* [WRITTEN TASK]: Write out every line of the records below word for word, leaving out the pictures.

-- begin DATA PROVIDED --

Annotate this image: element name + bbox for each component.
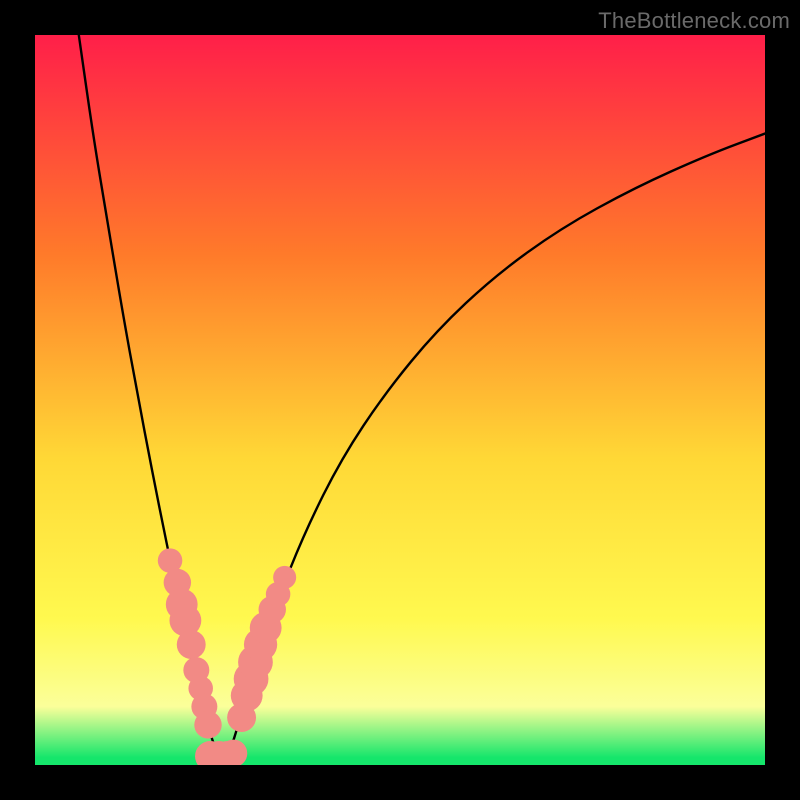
marker-dot [273, 566, 296, 589]
watermark-text: TheBottleneck.com [598, 8, 790, 34]
plot-background [35, 35, 765, 765]
marker-dot [177, 630, 206, 659]
plot-svg [35, 35, 765, 765]
outer-frame: TheBottleneck.com [0, 0, 800, 800]
marker-dot [194, 711, 221, 738]
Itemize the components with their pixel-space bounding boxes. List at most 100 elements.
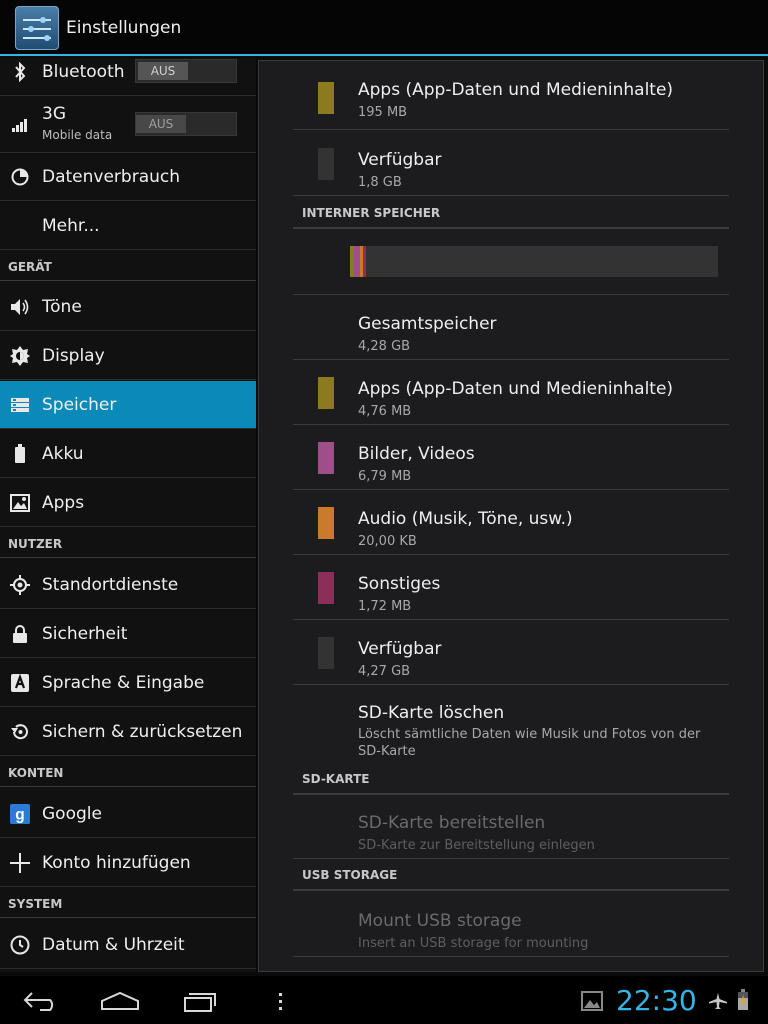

-- end DATA PROVIDED --

* [FULL SOLUTION]:
Annotate this image: element name + bbox for each component.
marker-dot [273, 566, 296, 589]
watermark-text: TheBottleneck.com [598, 8, 790, 34]
plot-background [35, 35, 765, 765]
marker-dot [177, 630, 206, 659]
plot-svg [35, 35, 765, 765]
outer-frame: TheBottleneck.com [0, 0, 800, 800]
marker-dot [194, 711, 221, 738]
Itemize the components with their pixel-space bounding boxes. List at most 100 elements.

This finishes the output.